(Records contained in a dataset)
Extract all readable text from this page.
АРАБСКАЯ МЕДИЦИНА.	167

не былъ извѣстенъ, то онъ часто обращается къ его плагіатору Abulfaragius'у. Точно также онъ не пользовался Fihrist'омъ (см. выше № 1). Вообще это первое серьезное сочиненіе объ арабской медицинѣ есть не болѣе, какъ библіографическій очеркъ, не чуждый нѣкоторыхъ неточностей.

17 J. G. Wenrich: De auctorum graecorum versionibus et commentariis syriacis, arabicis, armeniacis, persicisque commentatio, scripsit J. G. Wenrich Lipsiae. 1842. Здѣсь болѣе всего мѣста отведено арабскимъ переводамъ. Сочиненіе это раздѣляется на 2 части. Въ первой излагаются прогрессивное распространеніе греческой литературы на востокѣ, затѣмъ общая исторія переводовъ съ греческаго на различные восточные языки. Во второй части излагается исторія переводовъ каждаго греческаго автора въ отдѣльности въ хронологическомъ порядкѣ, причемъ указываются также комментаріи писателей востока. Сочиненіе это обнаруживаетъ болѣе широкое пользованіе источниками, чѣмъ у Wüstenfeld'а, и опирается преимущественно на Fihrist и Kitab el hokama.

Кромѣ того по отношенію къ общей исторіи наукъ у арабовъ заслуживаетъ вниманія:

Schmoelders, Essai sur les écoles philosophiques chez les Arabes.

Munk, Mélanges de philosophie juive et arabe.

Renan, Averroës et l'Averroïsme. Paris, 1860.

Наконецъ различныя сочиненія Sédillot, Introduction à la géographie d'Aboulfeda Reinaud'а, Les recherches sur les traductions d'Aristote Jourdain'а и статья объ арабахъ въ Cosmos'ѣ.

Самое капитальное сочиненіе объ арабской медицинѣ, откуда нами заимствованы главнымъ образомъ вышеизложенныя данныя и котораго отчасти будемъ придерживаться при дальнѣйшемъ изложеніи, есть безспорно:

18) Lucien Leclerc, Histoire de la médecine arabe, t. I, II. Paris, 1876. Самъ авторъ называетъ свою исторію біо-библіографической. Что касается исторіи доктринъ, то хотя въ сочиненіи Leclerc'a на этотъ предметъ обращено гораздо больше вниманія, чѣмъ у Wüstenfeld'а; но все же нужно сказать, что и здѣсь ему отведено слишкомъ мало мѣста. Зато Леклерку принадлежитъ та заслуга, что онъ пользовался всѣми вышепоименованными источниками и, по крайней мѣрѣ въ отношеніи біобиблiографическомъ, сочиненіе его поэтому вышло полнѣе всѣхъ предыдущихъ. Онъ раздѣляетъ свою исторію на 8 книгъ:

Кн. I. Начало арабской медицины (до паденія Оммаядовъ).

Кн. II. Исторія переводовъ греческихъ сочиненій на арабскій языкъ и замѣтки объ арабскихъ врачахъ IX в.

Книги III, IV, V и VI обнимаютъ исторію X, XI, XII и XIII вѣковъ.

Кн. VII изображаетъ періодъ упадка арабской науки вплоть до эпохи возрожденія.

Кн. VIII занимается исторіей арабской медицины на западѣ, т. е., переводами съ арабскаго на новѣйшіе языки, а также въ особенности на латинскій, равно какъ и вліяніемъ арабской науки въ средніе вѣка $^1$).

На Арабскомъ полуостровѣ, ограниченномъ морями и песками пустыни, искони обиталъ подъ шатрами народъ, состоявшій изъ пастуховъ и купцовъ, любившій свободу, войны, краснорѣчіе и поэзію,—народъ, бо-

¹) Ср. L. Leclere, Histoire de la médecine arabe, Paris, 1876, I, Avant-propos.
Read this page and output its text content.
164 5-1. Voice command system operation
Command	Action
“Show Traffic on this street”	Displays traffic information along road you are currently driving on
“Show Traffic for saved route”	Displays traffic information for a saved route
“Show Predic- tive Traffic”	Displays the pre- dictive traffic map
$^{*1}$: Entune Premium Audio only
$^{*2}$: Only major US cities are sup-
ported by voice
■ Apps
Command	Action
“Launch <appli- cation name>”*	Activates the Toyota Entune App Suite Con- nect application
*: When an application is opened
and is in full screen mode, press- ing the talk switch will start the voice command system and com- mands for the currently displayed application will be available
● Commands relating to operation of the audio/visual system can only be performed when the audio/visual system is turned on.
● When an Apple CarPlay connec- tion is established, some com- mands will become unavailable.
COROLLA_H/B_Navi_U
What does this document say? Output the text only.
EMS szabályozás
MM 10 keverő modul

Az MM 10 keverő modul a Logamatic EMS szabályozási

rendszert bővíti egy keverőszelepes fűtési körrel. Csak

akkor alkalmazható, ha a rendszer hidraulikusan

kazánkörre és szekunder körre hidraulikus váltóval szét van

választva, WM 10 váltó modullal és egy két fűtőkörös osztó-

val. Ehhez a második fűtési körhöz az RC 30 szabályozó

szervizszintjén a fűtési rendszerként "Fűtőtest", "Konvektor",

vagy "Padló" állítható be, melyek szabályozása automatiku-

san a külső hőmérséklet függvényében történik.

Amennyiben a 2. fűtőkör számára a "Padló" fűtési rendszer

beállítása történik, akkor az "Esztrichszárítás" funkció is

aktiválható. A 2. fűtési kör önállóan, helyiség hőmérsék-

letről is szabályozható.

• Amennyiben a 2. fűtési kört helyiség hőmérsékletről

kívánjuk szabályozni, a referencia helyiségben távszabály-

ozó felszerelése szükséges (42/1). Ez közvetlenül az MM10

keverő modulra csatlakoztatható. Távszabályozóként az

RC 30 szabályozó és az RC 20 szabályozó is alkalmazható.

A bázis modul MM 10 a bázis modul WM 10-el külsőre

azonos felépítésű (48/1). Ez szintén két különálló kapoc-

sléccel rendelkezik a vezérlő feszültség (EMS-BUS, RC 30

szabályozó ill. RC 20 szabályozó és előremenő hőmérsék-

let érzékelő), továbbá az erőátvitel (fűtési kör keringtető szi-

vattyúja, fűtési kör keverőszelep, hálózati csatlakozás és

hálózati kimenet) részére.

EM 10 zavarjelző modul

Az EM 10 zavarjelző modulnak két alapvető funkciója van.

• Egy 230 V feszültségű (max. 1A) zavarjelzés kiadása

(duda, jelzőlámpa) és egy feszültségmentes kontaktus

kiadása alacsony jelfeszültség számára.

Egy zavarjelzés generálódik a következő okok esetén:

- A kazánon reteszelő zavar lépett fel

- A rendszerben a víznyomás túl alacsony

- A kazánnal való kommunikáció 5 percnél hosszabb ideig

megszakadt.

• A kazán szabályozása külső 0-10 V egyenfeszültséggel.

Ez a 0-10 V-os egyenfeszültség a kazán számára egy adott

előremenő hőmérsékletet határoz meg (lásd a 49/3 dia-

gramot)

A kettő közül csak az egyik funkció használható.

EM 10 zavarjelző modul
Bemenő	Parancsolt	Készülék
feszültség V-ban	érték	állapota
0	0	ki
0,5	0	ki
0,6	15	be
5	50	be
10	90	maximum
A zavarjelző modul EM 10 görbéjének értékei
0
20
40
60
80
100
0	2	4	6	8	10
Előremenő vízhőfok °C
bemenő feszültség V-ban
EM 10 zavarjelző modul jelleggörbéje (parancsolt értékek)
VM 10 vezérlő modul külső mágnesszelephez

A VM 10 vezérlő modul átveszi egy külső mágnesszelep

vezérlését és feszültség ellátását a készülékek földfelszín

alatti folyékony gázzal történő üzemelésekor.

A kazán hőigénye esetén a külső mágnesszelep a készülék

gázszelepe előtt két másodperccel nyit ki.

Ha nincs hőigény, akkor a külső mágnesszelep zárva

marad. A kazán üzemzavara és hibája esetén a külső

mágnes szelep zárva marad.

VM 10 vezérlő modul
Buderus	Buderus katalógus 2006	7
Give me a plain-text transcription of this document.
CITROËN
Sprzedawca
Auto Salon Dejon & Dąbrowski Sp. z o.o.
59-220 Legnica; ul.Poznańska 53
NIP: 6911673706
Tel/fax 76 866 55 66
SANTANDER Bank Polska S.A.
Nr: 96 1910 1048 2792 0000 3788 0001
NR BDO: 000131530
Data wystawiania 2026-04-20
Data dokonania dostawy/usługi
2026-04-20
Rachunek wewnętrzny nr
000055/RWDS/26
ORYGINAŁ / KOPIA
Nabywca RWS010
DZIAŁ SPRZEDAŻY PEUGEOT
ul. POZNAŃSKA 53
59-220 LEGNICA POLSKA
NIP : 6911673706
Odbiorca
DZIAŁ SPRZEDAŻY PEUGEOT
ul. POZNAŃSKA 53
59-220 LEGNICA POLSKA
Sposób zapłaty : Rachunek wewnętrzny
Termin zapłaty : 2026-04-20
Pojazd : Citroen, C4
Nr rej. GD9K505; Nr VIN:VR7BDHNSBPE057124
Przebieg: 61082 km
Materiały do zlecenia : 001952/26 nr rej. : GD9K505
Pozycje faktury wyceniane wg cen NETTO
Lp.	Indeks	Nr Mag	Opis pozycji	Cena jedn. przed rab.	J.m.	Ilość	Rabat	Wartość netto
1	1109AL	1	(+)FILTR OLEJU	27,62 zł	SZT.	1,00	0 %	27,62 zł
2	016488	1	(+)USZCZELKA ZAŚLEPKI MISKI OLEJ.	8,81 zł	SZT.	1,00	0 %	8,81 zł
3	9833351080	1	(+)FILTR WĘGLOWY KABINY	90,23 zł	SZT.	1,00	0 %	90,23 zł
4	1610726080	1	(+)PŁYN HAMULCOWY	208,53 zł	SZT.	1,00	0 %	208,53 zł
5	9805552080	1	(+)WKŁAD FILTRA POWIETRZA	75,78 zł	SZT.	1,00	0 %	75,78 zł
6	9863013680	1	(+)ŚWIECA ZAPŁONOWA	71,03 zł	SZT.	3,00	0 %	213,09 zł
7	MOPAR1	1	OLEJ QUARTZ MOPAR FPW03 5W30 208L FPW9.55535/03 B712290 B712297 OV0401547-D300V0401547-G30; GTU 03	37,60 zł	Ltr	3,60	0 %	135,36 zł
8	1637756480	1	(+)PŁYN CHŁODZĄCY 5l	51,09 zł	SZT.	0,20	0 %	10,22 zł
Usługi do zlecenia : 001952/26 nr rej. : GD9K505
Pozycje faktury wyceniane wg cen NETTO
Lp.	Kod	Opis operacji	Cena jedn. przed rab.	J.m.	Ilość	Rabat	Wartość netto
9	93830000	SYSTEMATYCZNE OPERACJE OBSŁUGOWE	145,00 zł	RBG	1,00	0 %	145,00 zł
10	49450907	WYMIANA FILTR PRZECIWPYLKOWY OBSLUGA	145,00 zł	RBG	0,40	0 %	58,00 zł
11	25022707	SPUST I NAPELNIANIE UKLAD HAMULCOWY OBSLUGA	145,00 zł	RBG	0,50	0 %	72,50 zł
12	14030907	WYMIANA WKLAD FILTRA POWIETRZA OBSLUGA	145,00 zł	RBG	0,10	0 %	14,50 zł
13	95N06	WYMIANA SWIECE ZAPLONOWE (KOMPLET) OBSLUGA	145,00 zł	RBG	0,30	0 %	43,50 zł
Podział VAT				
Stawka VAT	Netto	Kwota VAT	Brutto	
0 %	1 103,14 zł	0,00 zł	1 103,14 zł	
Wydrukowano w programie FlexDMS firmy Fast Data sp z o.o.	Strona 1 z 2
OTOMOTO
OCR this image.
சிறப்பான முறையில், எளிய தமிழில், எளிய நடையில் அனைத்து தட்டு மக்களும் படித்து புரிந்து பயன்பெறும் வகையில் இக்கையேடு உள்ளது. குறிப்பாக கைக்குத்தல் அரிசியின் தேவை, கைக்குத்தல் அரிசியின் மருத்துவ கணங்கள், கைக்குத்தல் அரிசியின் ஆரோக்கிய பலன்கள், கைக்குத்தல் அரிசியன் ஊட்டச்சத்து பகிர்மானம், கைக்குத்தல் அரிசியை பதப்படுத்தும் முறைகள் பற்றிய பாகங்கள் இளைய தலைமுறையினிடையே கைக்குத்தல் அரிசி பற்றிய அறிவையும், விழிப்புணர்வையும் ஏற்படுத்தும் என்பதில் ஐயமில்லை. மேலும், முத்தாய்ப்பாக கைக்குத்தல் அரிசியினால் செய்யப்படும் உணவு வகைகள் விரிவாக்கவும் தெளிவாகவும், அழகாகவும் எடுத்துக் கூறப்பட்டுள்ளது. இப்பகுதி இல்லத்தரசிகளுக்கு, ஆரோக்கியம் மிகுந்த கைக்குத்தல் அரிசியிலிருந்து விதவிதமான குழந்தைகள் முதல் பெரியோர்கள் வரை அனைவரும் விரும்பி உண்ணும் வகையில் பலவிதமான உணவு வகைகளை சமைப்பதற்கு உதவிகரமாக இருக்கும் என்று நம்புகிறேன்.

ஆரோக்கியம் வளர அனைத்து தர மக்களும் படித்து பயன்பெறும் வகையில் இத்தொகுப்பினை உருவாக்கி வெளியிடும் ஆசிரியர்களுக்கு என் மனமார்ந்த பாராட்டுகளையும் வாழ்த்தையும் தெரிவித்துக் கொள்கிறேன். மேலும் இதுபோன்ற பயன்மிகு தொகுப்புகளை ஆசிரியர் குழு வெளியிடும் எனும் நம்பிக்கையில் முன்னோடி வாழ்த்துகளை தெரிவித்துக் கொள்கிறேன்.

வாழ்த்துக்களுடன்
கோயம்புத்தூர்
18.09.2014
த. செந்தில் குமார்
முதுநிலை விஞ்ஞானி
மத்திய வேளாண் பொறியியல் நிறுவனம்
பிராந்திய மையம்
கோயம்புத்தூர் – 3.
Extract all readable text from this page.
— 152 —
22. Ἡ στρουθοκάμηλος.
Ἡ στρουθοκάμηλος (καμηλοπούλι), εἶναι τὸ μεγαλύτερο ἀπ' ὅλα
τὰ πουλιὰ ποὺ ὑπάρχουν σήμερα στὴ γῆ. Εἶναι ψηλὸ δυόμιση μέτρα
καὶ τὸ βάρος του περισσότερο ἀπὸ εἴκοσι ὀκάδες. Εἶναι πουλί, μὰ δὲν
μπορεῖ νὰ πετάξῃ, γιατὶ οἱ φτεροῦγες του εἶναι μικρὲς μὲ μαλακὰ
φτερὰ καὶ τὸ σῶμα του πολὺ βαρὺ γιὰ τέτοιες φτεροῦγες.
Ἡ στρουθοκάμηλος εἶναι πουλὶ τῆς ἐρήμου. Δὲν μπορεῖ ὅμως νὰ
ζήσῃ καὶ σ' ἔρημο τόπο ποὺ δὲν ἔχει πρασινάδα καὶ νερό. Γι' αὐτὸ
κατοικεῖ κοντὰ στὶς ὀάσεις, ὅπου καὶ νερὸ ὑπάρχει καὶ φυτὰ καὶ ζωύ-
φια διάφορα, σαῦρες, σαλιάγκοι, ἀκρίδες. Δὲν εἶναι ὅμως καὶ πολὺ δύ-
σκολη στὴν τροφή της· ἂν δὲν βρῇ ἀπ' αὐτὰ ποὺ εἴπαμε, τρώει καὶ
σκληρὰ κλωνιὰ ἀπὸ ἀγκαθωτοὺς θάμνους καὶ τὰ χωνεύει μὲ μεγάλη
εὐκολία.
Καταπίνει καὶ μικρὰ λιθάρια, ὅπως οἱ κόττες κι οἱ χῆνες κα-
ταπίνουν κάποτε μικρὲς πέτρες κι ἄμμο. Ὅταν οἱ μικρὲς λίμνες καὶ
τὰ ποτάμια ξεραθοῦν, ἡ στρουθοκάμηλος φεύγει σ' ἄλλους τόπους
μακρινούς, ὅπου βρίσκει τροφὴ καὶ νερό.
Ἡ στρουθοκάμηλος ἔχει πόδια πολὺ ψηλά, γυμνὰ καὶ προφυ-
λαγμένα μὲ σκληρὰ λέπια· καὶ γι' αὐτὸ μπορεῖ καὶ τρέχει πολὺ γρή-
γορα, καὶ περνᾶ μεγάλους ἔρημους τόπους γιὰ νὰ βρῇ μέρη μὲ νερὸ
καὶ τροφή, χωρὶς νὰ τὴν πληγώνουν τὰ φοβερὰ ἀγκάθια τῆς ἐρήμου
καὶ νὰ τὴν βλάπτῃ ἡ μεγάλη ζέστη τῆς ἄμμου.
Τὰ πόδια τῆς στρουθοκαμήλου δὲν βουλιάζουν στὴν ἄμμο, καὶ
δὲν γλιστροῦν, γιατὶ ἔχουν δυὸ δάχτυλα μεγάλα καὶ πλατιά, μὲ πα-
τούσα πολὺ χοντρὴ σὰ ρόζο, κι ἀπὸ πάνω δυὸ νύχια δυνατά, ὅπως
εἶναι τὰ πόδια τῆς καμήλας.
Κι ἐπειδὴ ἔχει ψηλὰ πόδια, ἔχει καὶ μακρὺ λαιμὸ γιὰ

### Task requirements
Your task is to list each line of the records with the word "Histoire".

### Written response
18) Lucien Leclerc, Histoire de la médecine arabe, t. I, II. Paris, 1876. Самъ авторъ называетъ свою исторію біо-библіографической. Что касается исторіи доктринъ, то хотя въ сочиненіи Leclerc'a на этотъ предметъ обращено гораздо больше вниманія, чѣмъ у Wüstenfeld'а; но все же нужно сказать, что и здѣсь ему отведено слишкомъ мало мѣста. Зато Леклерку принадлежитъ та заслуга, что онъ пользовался всѣми вышепоименованными источниками и, по крайней мѣрѣ въ отношеніи біобиблiографическомъ, сочиненіе его поэтому вышло полнѣе всѣхъ предыдущихъ. Онъ раздѣляетъ свою исторію на 8 книгъ:
¹) Ср. L. Leclere, Histoire de la médecine arabe, Paris, 1876, I, Avant-propos.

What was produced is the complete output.